(Data excerpts)
◆ ◆ ◆ ◆ ◆ ◆ ◆

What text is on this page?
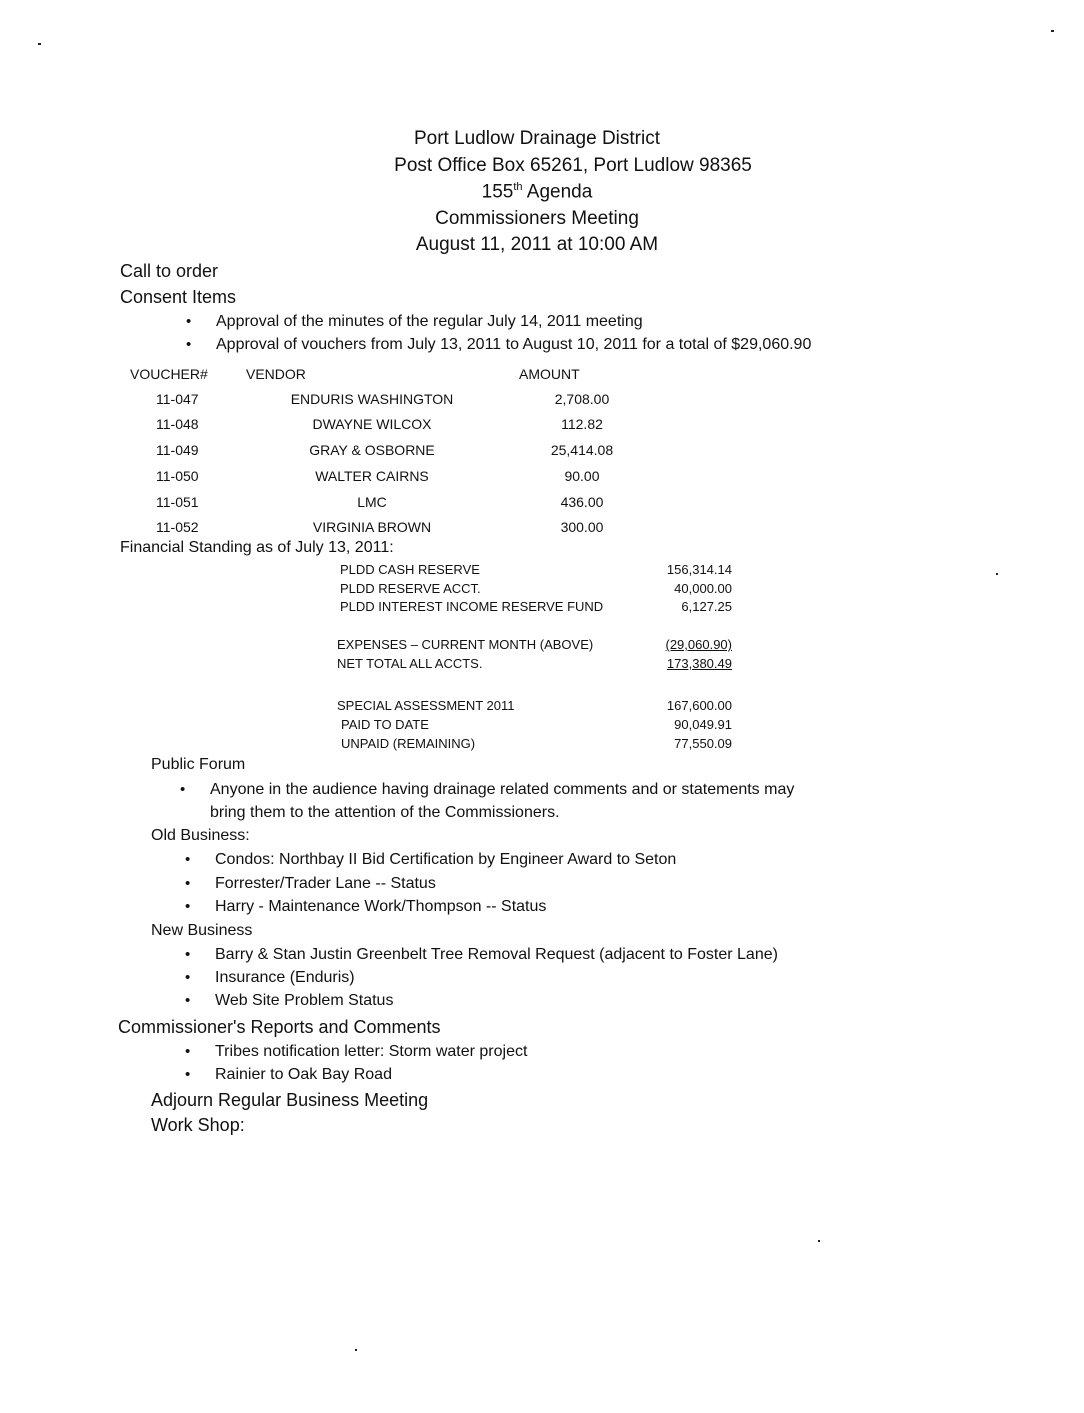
Port Ludlow Drainage District
Post Office Box 65261, Port Ludlow 98365
155th Agenda
Commissioners Meeting
August 11, 2011 at 10:00 AM
Call to order
Consent Items
• Approval of the minutes of the regular July 14, 2011 meeting
• Approval of vouchers from July 13, 2011 to August 10, 2011 for a total of $29,060.90
VOUCHER#	VENDOR	AMOUNT
11-047	ENDURIS WASHINGTON	2,708.00
11-048	DWAYNE WILCOX	112.82
11-049	GRAY & OSBORNE	25,414.08
11-050	WALTER CAIRNS	90.00
11-051	LMC	436.00
11-052	VIRGINIA BROWN	300.00
Financial Standing as of July 13, 2011:
PLDD CASH RESERVE	156,314.14
PLDD RESERVE ACCT.	40,000.00
PLDD INTEREST INCOME RESERVE FUND	6,127.25
EXPENSES – CURRENT MONTH (ABOVE)	(29,060.90)
NET TOTAL ALL ACCTS.	173,380.49
SPECIAL ASSESSMENT 2011	167,600.00
PAID TO DATE	90,049.91
UNPAID (REMAINING)	77,550.09
Public Forum
• Anyone in the audience having drainage related comments and or statements may
bring them to the attention of the Commissioners.
Old Business:
• Condos: Northbay II Bid Certification by Engineer Award to Seton
• Forrester/Trader Lane -- Status
• Harry - Maintenance Work/Thompson -- Status
New Business
• Barry & Stan Justin Greenbelt Tree Removal Request (adjacent to Foster Lane)
• Insurance (Enduris)
• Web Site Problem Status
Commissioner's Reports and Comments
• Tribes notification letter: Storm water project
• Rainier to Oak Bay Road
Adjourn Regular Business Meeting
Work Shop:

◆ ◆ ◆ ◆ ◆ ◆ ◆

TASK TO CARRY OUT: Each entry above is to be written out again unchanged, apart from the pictures, which are left out.

REPLY:
What text is on this page?
Port Ludlow Drainage District
Post Office Box 65261, Port Ludlow 98365
155th Agenda
Commissioners Meeting
August 11, 2011 at 10:00 AM
Call to order
Consent Items
• Approval of the minutes of the regular July 14, 2011 meeting
• Approval of vouchers from July 13, 2011 to August 10, 2011 for a total of $29,060.90
VOUCHER#	VENDOR	AMOUNT
11-047	ENDURIS WASHINGTON	2,708.00
11-048	DWAYNE WILCOX	112.82
11-049	GRAY & OSBORNE	25,414.08
11-050	WALTER CAIRNS	90.00
11-051	LMC	436.00
11-052	VIRGINIA BROWN	300.00
Financial Standing as of July 13, 2011:
PLDD CASH RESERVE	156,314.14
PLDD RESERVE ACCT.	40,000.00
PLDD INTEREST INCOME RESERVE FUND	6,127.25
EXPENSES – CURRENT MONTH (ABOVE)	(29,060.90)
NET TOTAL ALL ACCTS.	173,380.49
SPECIAL ASSESSMENT 2011	167,600.00
PAID TO DATE	90,049.91
UNPAID (REMAINING)	77,550.09
Public Forum
• Anyone in the audience having drainage related comments and or statements may
bring them to the attention of the Commissioners.
Old Business:
• Condos: Northbay II Bid Certification by Engineer Award to Seton
• Forrester/Trader Lane -- Status
• Harry - Maintenance Work/Thompson -- Status
New Business
• Barry & Stan Justin Greenbelt Tree Removal Request (adjacent to Foster Lane)
• Insurance (Enduris)
• Web Site Problem Status
Commissioner's Reports and Comments
• Tribes notification letter: Storm water project
• Rainier to Oak Bay Road
Adjourn Regular Business Meeting
Work Shop:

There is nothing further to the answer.